» **Data records**
• • • • • • •
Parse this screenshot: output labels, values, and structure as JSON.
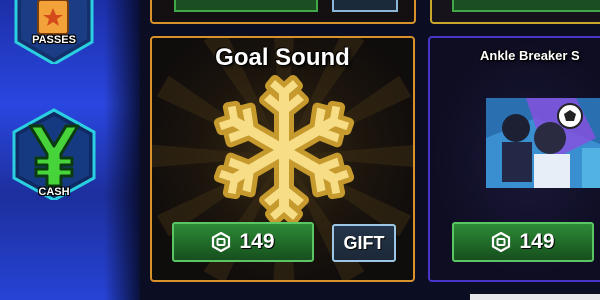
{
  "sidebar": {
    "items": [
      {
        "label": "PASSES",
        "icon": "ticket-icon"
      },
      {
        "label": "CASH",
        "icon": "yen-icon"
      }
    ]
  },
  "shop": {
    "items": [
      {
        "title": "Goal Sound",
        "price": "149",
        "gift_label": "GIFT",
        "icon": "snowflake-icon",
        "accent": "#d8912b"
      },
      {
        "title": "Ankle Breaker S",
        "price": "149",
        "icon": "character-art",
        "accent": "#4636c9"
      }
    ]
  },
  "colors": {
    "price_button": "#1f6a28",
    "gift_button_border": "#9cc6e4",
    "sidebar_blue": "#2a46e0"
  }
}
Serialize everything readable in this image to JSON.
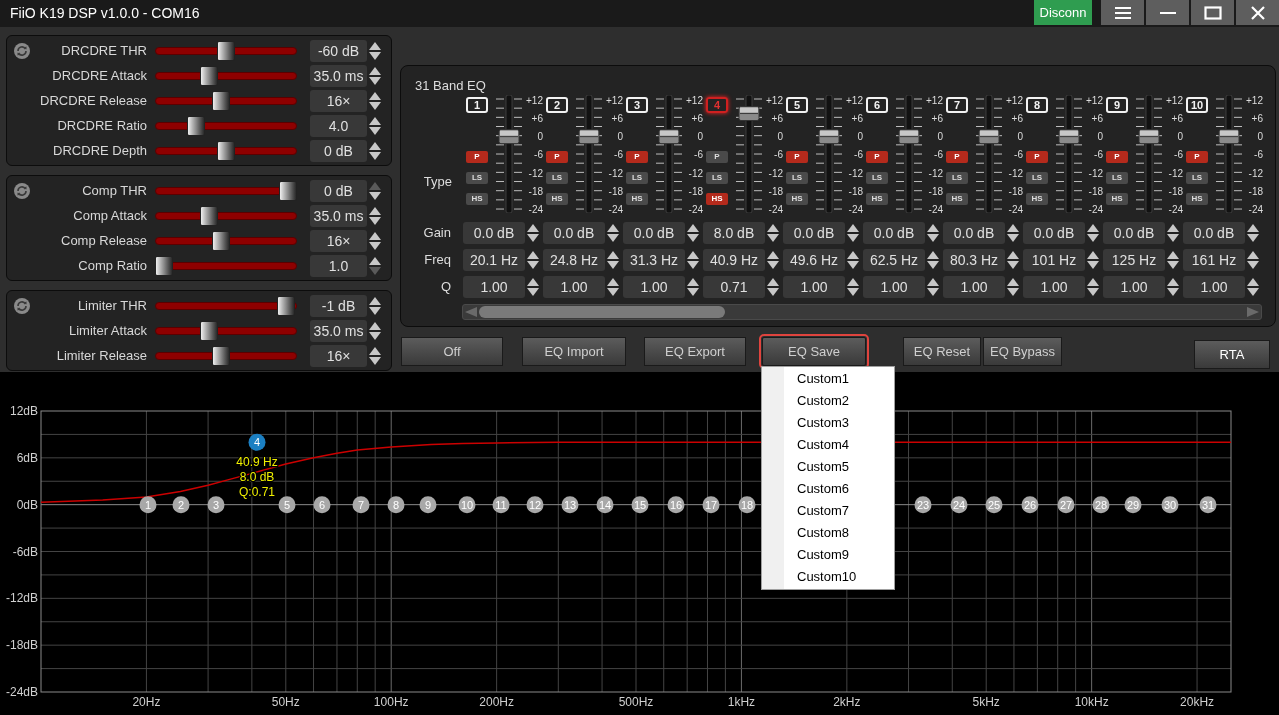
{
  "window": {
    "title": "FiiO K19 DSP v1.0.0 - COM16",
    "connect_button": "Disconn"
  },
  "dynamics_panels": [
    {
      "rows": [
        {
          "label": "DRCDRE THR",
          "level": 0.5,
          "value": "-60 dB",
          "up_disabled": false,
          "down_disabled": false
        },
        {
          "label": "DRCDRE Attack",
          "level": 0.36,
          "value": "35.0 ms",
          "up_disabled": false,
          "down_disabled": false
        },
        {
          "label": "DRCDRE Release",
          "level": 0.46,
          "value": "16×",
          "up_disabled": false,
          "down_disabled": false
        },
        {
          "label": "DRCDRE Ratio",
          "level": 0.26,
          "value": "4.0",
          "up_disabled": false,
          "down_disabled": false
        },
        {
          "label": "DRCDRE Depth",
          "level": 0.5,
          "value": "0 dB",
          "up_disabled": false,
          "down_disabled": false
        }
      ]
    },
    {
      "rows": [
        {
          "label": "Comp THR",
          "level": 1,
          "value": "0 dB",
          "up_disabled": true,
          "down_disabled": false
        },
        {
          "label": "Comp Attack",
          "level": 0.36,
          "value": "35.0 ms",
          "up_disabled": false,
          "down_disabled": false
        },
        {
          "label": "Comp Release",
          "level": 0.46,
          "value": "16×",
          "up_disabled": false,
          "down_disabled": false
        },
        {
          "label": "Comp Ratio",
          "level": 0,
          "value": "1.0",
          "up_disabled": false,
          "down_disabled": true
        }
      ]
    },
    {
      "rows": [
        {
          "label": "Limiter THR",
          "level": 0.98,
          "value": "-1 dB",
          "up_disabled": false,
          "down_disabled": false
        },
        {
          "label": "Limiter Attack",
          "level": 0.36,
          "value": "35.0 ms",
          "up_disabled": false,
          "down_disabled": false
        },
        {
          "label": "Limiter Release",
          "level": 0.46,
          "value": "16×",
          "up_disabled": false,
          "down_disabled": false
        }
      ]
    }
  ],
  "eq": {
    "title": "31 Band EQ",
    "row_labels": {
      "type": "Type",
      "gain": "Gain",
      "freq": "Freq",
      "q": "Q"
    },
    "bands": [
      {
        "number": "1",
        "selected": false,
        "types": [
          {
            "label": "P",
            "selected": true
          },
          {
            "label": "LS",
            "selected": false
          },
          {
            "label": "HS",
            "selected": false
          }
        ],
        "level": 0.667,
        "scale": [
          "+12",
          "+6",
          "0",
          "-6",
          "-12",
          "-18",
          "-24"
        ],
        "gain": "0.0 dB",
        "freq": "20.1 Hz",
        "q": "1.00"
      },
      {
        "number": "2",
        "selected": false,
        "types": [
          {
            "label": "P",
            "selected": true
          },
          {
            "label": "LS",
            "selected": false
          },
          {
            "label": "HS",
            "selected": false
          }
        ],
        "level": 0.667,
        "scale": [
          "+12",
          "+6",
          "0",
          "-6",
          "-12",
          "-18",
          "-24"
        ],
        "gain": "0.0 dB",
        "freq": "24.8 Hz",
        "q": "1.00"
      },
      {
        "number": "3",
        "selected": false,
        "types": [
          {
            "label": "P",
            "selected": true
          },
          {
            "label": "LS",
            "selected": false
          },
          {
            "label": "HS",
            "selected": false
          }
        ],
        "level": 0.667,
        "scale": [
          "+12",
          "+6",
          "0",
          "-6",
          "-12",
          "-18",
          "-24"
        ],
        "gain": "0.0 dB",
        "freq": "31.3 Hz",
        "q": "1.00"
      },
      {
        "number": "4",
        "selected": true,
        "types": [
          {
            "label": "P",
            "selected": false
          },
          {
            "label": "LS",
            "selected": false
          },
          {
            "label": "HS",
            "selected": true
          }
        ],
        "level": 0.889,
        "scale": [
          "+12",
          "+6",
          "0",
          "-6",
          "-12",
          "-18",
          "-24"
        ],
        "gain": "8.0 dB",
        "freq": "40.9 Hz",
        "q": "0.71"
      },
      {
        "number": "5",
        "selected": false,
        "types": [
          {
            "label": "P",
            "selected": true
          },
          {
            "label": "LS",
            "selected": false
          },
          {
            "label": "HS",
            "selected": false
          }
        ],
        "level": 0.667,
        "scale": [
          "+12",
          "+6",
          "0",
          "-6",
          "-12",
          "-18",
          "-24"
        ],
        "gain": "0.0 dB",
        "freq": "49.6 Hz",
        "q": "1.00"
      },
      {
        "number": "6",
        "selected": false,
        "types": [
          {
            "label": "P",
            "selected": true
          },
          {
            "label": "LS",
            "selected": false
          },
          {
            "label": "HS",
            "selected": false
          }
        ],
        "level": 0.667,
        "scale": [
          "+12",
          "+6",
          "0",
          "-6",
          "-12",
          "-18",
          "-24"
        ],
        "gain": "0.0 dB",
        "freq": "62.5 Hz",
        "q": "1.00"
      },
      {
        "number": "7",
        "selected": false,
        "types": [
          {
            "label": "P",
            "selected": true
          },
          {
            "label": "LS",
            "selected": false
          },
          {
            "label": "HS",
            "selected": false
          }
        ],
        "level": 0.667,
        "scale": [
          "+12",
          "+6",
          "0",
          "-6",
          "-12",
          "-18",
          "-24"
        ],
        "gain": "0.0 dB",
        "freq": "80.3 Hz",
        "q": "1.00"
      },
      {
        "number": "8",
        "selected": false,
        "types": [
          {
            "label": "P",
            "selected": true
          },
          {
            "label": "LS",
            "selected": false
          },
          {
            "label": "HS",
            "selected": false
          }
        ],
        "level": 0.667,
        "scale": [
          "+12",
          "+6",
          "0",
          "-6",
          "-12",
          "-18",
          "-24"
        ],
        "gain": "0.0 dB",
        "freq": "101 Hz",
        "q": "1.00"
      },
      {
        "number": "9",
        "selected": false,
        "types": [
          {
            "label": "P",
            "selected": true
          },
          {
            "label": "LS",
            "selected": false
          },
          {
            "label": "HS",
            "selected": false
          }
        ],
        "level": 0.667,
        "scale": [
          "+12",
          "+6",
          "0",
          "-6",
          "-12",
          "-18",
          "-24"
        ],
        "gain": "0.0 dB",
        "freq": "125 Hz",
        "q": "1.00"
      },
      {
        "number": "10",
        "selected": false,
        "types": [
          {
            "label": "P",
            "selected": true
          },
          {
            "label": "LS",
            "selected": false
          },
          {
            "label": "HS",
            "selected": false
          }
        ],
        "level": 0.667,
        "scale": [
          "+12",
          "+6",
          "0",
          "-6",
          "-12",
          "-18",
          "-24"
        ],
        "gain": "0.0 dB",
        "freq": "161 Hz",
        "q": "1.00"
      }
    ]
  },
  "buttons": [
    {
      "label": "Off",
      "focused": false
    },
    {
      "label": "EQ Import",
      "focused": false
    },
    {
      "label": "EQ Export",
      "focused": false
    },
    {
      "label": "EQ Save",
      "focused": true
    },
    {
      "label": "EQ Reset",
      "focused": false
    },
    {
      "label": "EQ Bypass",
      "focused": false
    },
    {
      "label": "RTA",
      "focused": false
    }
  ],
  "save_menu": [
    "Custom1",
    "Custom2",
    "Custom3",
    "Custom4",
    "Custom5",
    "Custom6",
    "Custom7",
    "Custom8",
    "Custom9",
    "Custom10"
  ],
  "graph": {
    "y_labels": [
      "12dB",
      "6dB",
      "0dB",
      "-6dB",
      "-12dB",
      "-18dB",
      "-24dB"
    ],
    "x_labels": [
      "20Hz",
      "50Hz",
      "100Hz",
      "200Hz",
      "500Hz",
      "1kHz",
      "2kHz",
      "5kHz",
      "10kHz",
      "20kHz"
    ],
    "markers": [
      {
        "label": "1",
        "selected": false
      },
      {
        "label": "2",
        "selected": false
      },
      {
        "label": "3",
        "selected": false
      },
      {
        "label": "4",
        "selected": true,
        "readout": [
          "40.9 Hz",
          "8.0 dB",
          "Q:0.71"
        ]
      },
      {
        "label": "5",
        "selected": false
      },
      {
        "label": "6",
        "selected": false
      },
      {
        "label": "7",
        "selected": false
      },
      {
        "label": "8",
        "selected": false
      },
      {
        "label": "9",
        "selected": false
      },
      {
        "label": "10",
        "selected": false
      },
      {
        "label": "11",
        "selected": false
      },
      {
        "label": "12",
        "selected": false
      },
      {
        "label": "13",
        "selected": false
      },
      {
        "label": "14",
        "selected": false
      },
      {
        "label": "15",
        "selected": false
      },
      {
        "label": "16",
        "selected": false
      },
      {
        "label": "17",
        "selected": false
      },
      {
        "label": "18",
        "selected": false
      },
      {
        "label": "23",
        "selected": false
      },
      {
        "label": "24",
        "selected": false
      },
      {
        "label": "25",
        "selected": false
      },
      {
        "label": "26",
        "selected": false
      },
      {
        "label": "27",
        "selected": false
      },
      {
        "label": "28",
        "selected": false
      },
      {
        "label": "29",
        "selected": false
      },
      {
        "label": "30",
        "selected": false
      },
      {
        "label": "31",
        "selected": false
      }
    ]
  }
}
• • • • • • •
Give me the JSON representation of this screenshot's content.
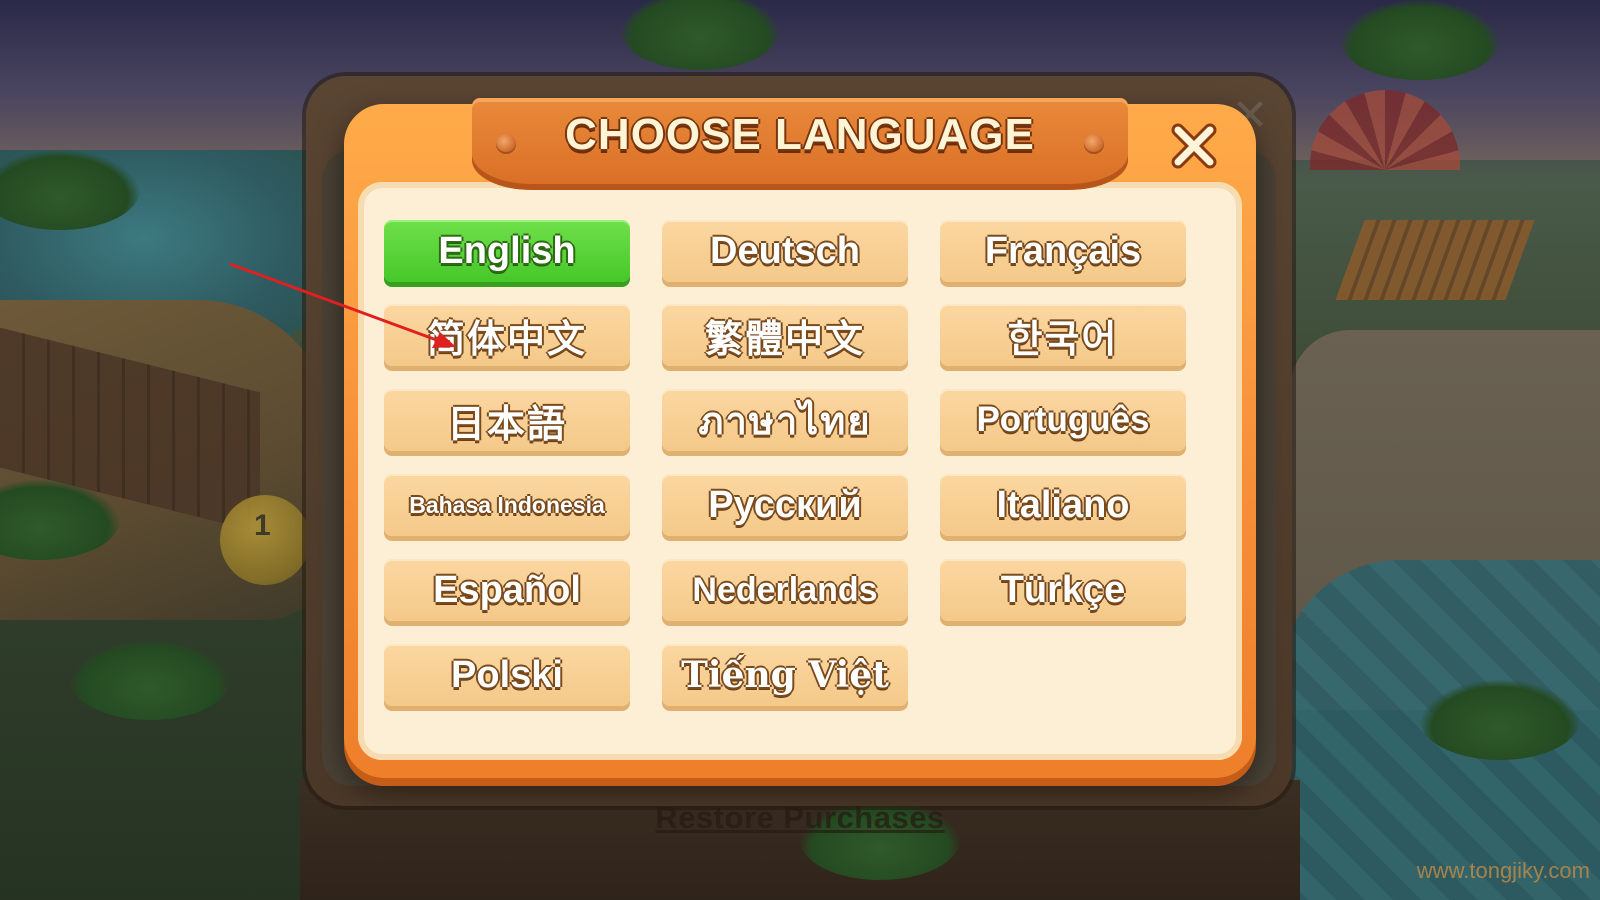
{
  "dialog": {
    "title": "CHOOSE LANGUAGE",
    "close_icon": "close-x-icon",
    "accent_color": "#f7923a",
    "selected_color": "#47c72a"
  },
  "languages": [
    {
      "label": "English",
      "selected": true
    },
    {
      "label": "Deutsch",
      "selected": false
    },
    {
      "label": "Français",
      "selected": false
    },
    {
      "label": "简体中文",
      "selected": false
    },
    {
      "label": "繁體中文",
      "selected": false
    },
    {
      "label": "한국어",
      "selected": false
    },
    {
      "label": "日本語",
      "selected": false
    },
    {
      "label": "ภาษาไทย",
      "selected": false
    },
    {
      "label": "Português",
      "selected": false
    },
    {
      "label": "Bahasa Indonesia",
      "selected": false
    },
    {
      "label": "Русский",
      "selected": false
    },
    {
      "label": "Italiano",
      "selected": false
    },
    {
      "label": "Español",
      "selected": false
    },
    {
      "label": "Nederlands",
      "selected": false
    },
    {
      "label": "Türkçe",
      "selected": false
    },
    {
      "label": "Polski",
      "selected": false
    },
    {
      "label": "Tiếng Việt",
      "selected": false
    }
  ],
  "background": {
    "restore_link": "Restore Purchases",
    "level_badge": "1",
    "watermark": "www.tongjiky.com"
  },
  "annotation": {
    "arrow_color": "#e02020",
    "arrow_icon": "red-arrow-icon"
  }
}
• • • • • • •
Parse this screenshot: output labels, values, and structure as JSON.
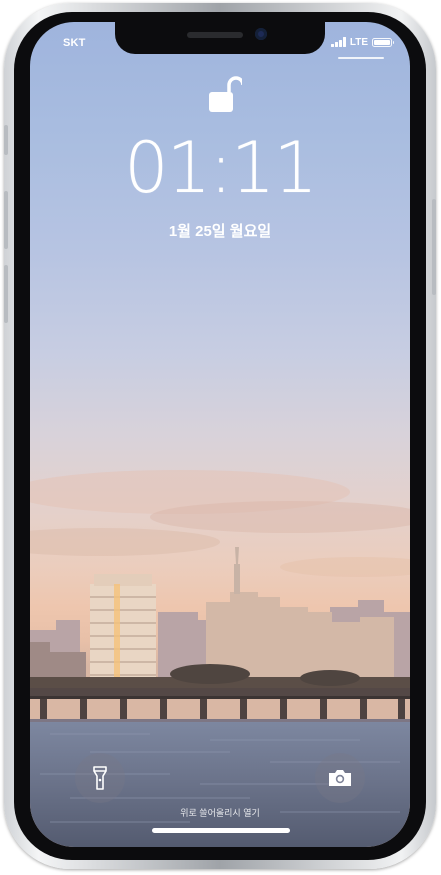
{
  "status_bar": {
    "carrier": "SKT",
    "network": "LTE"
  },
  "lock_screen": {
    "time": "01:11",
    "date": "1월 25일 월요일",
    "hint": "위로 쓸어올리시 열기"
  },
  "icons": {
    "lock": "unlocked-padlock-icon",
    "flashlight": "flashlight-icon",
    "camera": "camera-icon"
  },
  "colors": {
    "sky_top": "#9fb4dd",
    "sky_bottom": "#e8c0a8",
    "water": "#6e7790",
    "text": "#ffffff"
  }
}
• • • • • • •
» **Stated goal**
Copy every line of the listing containing the string "number".

» **The solution**
        "number": "1",
        "number": "2",
        "number": "3",
        "number": "4",
        "number": "5",
        "number": "6",
        "number": "7",
        "number": "8",
        "number": "9",
        "number": "10",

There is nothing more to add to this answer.